Data rows:
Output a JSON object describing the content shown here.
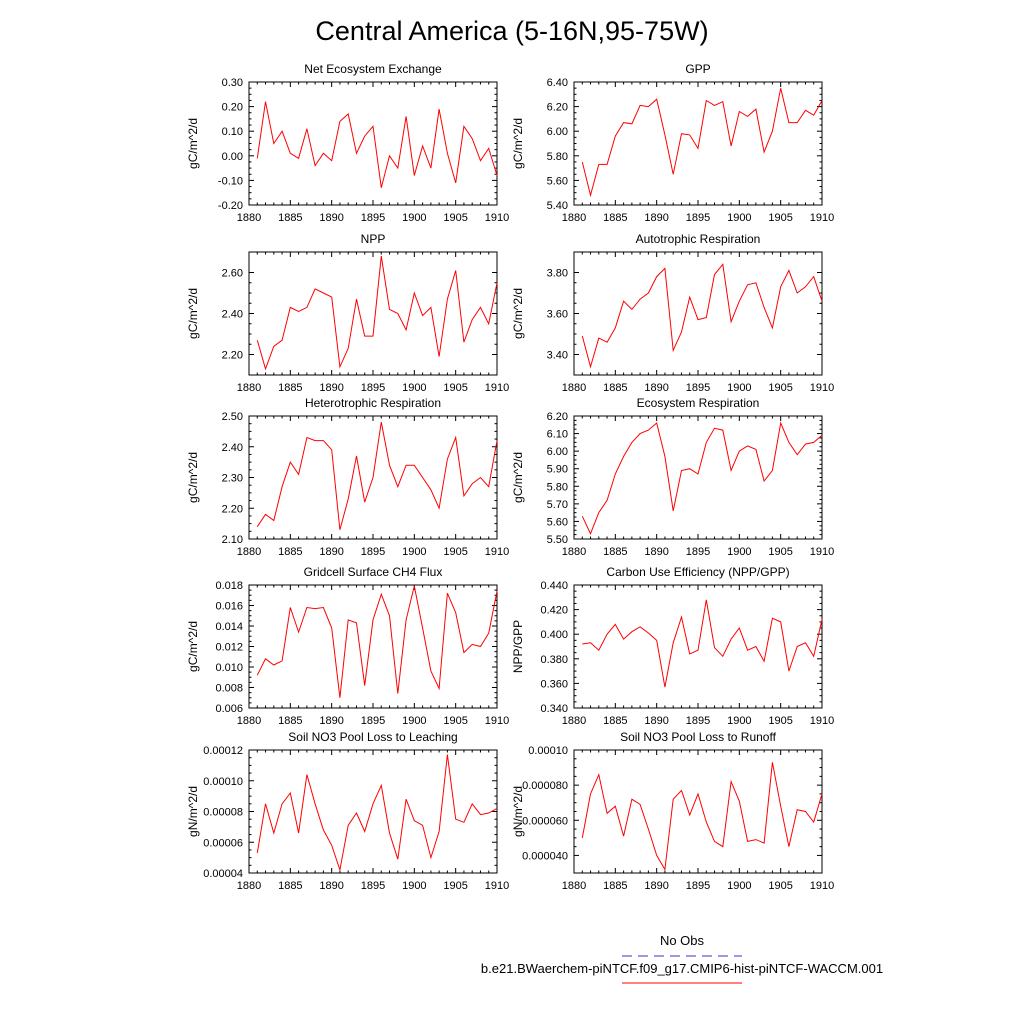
{
  "figure": {
    "title": "Central America (5-16N,95-75W)",
    "legend": {
      "obs_label": "No Obs",
      "obs_color": "#3333cc",
      "model_label": "b.e21.BWaerchem-piNTCF.f09_g17.CMIP6-hist-piNTCF-WACCM.001",
      "model_color": "#ff0000"
    }
  },
  "chart_data": [
    {
      "type": "line",
      "title": "Net Ecosystem Exchange",
      "ylabel": "gC/m^2/d",
      "xlim": [
        1880,
        1910
      ],
      "xticks": [
        "1880",
        "1885",
        "1890",
        "1895",
        "1900",
        "1905",
        "1910"
      ],
      "ylim": [
        -0.2,
        0.3
      ],
      "yticks": [
        "-0.20",
        "-0.10",
        "0.00",
        "0.10",
        "0.20",
        "0.30"
      ],
      "x": [
        1881,
        1882,
        1883,
        1884,
        1885,
        1886,
        1887,
        1888,
        1889,
        1890,
        1891,
        1892,
        1893,
        1894,
        1895,
        1896,
        1897,
        1898,
        1899,
        1900,
        1901,
        1902,
        1903,
        1904,
        1905,
        1906,
        1907,
        1908,
        1909,
        1910
      ],
      "series": [
        {
          "values": [
            -0.01,
            0.22,
            0.05,
            0.1,
            0.01,
            -0.01,
            0.11,
            -0.04,
            0.01,
            -0.02,
            0.14,
            0.17,
            0.01,
            0.08,
            0.12,
            -0.13,
            0.0,
            -0.05,
            0.16,
            -0.08,
            0.04,
            -0.05,
            0.19,
            0.01,
            -0.11,
            0.12,
            0.07,
            -0.02,
            0.03,
            -0.08
          ]
        }
      ]
    },
    {
      "type": "line",
      "title": "GPP",
      "ylabel": "gC/m^2/d",
      "xlim": [
        1880,
        1910
      ],
      "xticks": [
        "1880",
        "1885",
        "1890",
        "1895",
        "1900",
        "1905",
        "1910"
      ],
      "ylim": [
        5.4,
        6.4
      ],
      "yticks": [
        "5.40",
        "5.60",
        "5.80",
        "6.00",
        "6.20",
        "6.40"
      ],
      "x": [
        1881,
        1882,
        1883,
        1884,
        1885,
        1886,
        1887,
        1888,
        1889,
        1890,
        1891,
        1892,
        1893,
        1894,
        1895,
        1896,
        1897,
        1898,
        1899,
        1900,
        1901,
        1902,
        1903,
        1904,
        1905,
        1906,
        1907,
        1908,
        1909,
        1910
      ],
      "series": [
        {
          "values": [
            5.75,
            5.48,
            5.73,
            5.73,
            5.96,
            6.07,
            6.06,
            6.21,
            6.2,
            6.26,
            5.97,
            5.65,
            5.98,
            5.97,
            5.86,
            6.25,
            6.21,
            6.24,
            5.88,
            6.16,
            6.12,
            6.18,
            5.83,
            6.0,
            6.35,
            6.07,
            6.07,
            6.17,
            6.13,
            6.25
          ]
        }
      ]
    },
    {
      "type": "line",
      "title": "NPP",
      "ylabel": "gC/m^2/d",
      "xlim": [
        1880,
        1910
      ],
      "xticks": [
        "1880",
        "1885",
        "1890",
        "1895",
        "1900",
        "1905",
        "1910"
      ],
      "ylim": [
        2.1,
        2.7
      ],
      "yticks": [
        "2.20",
        "2.40",
        "2.60"
      ],
      "x": [
        1881,
        1882,
        1883,
        1884,
        1885,
        1886,
        1887,
        1888,
        1889,
        1890,
        1891,
        1892,
        1893,
        1894,
        1895,
        1896,
        1897,
        1898,
        1899,
        1900,
        1901,
        1902,
        1903,
        1904,
        1905,
        1906,
        1907,
        1908,
        1909,
        1910
      ],
      "series": [
        {
          "values": [
            2.27,
            2.13,
            2.24,
            2.27,
            2.43,
            2.41,
            2.43,
            2.52,
            2.5,
            2.48,
            2.14,
            2.23,
            2.47,
            2.29,
            2.29,
            2.68,
            2.42,
            2.4,
            2.32,
            2.5,
            2.39,
            2.43,
            2.19,
            2.47,
            2.61,
            2.26,
            2.37,
            2.43,
            2.35,
            2.55
          ]
        }
      ]
    },
    {
      "type": "line",
      "title": "Autotrophic Respiration",
      "ylabel": "gC/m^2/d",
      "xlim": [
        1880,
        1910
      ],
      "xticks": [
        "1880",
        "1885",
        "1890",
        "1895",
        "1900",
        "1905",
        "1910"
      ],
      "ylim": [
        3.3,
        3.9
      ],
      "yticks": [
        "3.40",
        "3.60",
        "3.80"
      ],
      "x": [
        1881,
        1882,
        1883,
        1884,
        1885,
        1886,
        1887,
        1888,
        1889,
        1890,
        1891,
        1892,
        1893,
        1894,
        1895,
        1896,
        1897,
        1898,
        1899,
        1900,
        1901,
        1902,
        1903,
        1904,
        1905,
        1906,
        1907,
        1908,
        1909,
        1910
      ],
      "series": [
        {
          "values": [
            3.49,
            3.34,
            3.48,
            3.46,
            3.53,
            3.66,
            3.62,
            3.67,
            3.7,
            3.78,
            3.82,
            3.42,
            3.51,
            3.68,
            3.57,
            3.58,
            3.79,
            3.84,
            3.56,
            3.66,
            3.74,
            3.75,
            3.63,
            3.53,
            3.73,
            3.81,
            3.7,
            3.73,
            3.78,
            3.66
          ]
        }
      ]
    },
    {
      "type": "line",
      "title": "Heterotrophic Respiration",
      "ylabel": "gC/m^2/d",
      "xlim": [
        1880,
        1910
      ],
      "xticks": [
        "1880",
        "1885",
        "1890",
        "1895",
        "1900",
        "1905",
        "1910"
      ],
      "ylim": [
        2.1,
        2.5
      ],
      "yticks": [
        "2.10",
        "2.20",
        "2.30",
        "2.40",
        "2.50"
      ],
      "x": [
        1881,
        1882,
        1883,
        1884,
        1885,
        1886,
        1887,
        1888,
        1889,
        1890,
        1891,
        1892,
        1893,
        1894,
        1895,
        1896,
        1897,
        1898,
        1899,
        1900,
        1901,
        1902,
        1903,
        1904,
        1905,
        1906,
        1907,
        1908,
        1909,
        1910
      ],
      "series": [
        {
          "values": [
            2.14,
            2.18,
            2.16,
            2.27,
            2.35,
            2.31,
            2.43,
            2.42,
            2.42,
            2.39,
            2.13,
            2.23,
            2.37,
            2.22,
            2.3,
            2.48,
            2.34,
            2.27,
            2.34,
            2.34,
            2.3,
            2.26,
            2.2,
            2.36,
            2.43,
            2.24,
            2.28,
            2.3,
            2.27,
            2.42
          ]
        }
      ]
    },
    {
      "type": "line",
      "title": "Ecosystem Respiration",
      "ylabel": "gC/m^2/d",
      "xlim": [
        1880,
        1910
      ],
      "xticks": [
        "1880",
        "1885",
        "1890",
        "1895",
        "1900",
        "1905",
        "1910"
      ],
      "ylim": [
        5.5,
        6.2
      ],
      "yticks": [
        "5.50",
        "5.60",
        "5.70",
        "5.80",
        "5.90",
        "6.00",
        "6.10",
        "6.20"
      ],
      "x": [
        1881,
        1882,
        1883,
        1884,
        1885,
        1886,
        1887,
        1888,
        1889,
        1890,
        1891,
        1892,
        1893,
        1894,
        1895,
        1896,
        1897,
        1898,
        1899,
        1900,
        1901,
        1902,
        1903,
        1904,
        1905,
        1906,
        1907,
        1908,
        1909,
        1910
      ],
      "series": [
        {
          "values": [
            5.63,
            5.53,
            5.65,
            5.72,
            5.87,
            5.97,
            6.05,
            6.1,
            6.12,
            6.16,
            5.97,
            5.66,
            5.89,
            5.9,
            5.87,
            6.05,
            6.13,
            6.12,
            5.89,
            6.0,
            6.03,
            6.01,
            5.83,
            5.89,
            6.16,
            6.05,
            5.98,
            6.04,
            6.05,
            6.09
          ]
        }
      ]
    },
    {
      "type": "line",
      "title": "Gridcell Surface CH4 Flux",
      "ylabel": "gC/m^2/d",
      "xlim": [
        1880,
        1910
      ],
      "xticks": [
        "1880",
        "1885",
        "1890",
        "1895",
        "1900",
        "1905",
        "1910"
      ],
      "ylim": [
        0.006,
        0.018
      ],
      "yticks": [
        "0.006",
        "0.008",
        "0.010",
        "0.012",
        "0.014",
        "0.016",
        "0.018"
      ],
      "x": [
        1881,
        1882,
        1883,
        1884,
        1885,
        1886,
        1887,
        1888,
        1889,
        1890,
        1891,
        1892,
        1893,
        1894,
        1895,
        1896,
        1897,
        1898,
        1899,
        1900,
        1901,
        1902,
        1903,
        1904,
        1905,
        1906,
        1907,
        1908,
        1909,
        1910
      ],
      "series": [
        {
          "values": [
            0.0092,
            0.0108,
            0.0102,
            0.0106,
            0.0158,
            0.0134,
            0.0158,
            0.0157,
            0.0158,
            0.0138,
            0.007,
            0.0146,
            0.0143,
            0.0082,
            0.0146,
            0.0171,
            0.015,
            0.0074,
            0.0146,
            0.0179,
            0.0138,
            0.0096,
            0.0079,
            0.0172,
            0.0153,
            0.0114,
            0.0122,
            0.012,
            0.0133,
            0.0174
          ]
        }
      ]
    },
    {
      "type": "line",
      "title": "Carbon Use Efficiency (NPP/GPP)",
      "ylabel": "NPP/GPP",
      "xlim": [
        1880,
        1910
      ],
      "xticks": [
        "1880",
        "1885",
        "1890",
        "1895",
        "1900",
        "1905",
        "1910"
      ],
      "ylim": [
        0.34,
        0.44
      ],
      "yticks": [
        "0.340",
        "0.360",
        "0.380",
        "0.400",
        "0.420",
        "0.440"
      ],
      "x": [
        1881,
        1882,
        1883,
        1884,
        1885,
        1886,
        1887,
        1888,
        1889,
        1890,
        1891,
        1892,
        1893,
        1894,
        1895,
        1896,
        1897,
        1898,
        1899,
        1900,
        1901,
        1902,
        1903,
        1904,
        1905,
        1906,
        1907,
        1908,
        1909,
        1910
      ],
      "series": [
        {
          "values": [
            0.392,
            0.393,
            0.387,
            0.4,
            0.408,
            0.396,
            0.402,
            0.406,
            0.401,
            0.395,
            0.357,
            0.393,
            0.414,
            0.384,
            0.387,
            0.428,
            0.389,
            0.382,
            0.396,
            0.405,
            0.387,
            0.39,
            0.378,
            0.413,
            0.41,
            0.37,
            0.39,
            0.393,
            0.382,
            0.412
          ]
        }
      ]
    },
    {
      "type": "line",
      "title": "Soil NO3 Pool Loss to Leaching",
      "ylabel": "gN/m^2/d",
      "xlim": [
        1880,
        1910
      ],
      "xticks": [
        "1880",
        "1885",
        "1890",
        "1895",
        "1900",
        "1905",
        "1910"
      ],
      "ylim": [
        4e-05,
        0.00012
      ],
      "yticks": [
        "0.00004",
        "0.00006",
        "0.00008",
        "0.00010",
        "0.00012"
      ],
      "x": [
        1881,
        1882,
        1883,
        1884,
        1885,
        1886,
        1887,
        1888,
        1889,
        1890,
        1891,
        1892,
        1893,
        1894,
        1895,
        1896,
        1897,
        1898,
        1899,
        1900,
        1901,
        1902,
        1903,
        1904,
        1905,
        1906,
        1907,
        1908,
        1909,
        1910
      ],
      "series": [
        {
          "values": [
            5.3e-05,
            8.5e-05,
            6.6e-05,
            8.5e-05,
            9.2e-05,
            6.6e-05,
            0.000104,
            8.5e-05,
            6.8e-05,
            5.8e-05,
            4.2e-05,
            7.1e-05,
            7.9e-05,
            6.7e-05,
            8.5e-05,
            9.7e-05,
            6.6e-05,
            4.9e-05,
            8.8e-05,
            7.4e-05,
            7.1e-05,
            5e-05,
            6.7e-05,
            0.000117,
            7.5e-05,
            7.3e-05,
            8.5e-05,
            7.8e-05,
            7.9e-05,
            8.2e-05
          ]
        }
      ]
    },
    {
      "type": "line",
      "title": "Soil NO3 Pool Loss to Runoff",
      "ylabel": "gN/m^2/d",
      "xlim": [
        1880,
        1910
      ],
      "xticks": [
        "1880",
        "1885",
        "1890",
        "1895",
        "1900",
        "1905",
        "1910"
      ],
      "ylim": [
        3e-05,
        0.0001
      ],
      "yticks": [
        "0.000040",
        "0.000060",
        "0.000080",
        "0.00010"
      ],
      "x": [
        1881,
        1882,
        1883,
        1884,
        1885,
        1886,
        1887,
        1888,
        1889,
        1890,
        1891,
        1892,
        1893,
        1894,
        1895,
        1896,
        1897,
        1898,
        1899,
        1900,
        1901,
        1902,
        1903,
        1904,
        1905,
        1906,
        1907,
        1908,
        1909,
        1910
      ],
      "series": [
        {
          "values": [
            5e-05,
            7.5e-05,
            8.6e-05,
            6.4e-05,
            6.8e-05,
            5.1e-05,
            7.2e-05,
            6.9e-05,
            5.5e-05,
            4e-05,
            3.2e-05,
            7.2e-05,
            7.7e-05,
            6.3e-05,
            7.5e-05,
            5.9e-05,
            4.8e-05,
            4.5e-05,
            8.2e-05,
            7.1e-05,
            4.8e-05,
            4.9e-05,
            4.7e-05,
            9.3e-05,
            6.8e-05,
            4.5e-05,
            6.6e-05,
            6.5e-05,
            5.9e-05,
            7.5e-05
          ]
        }
      ]
    }
  ]
}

The exercise: For each line in the data above that contains the string "Soil", extract the line.

Solved exercise:
      "title": "Soil NO3 Pool Loss to Leaching",
      "title": "Soil NO3 Pool Loss to Runoff",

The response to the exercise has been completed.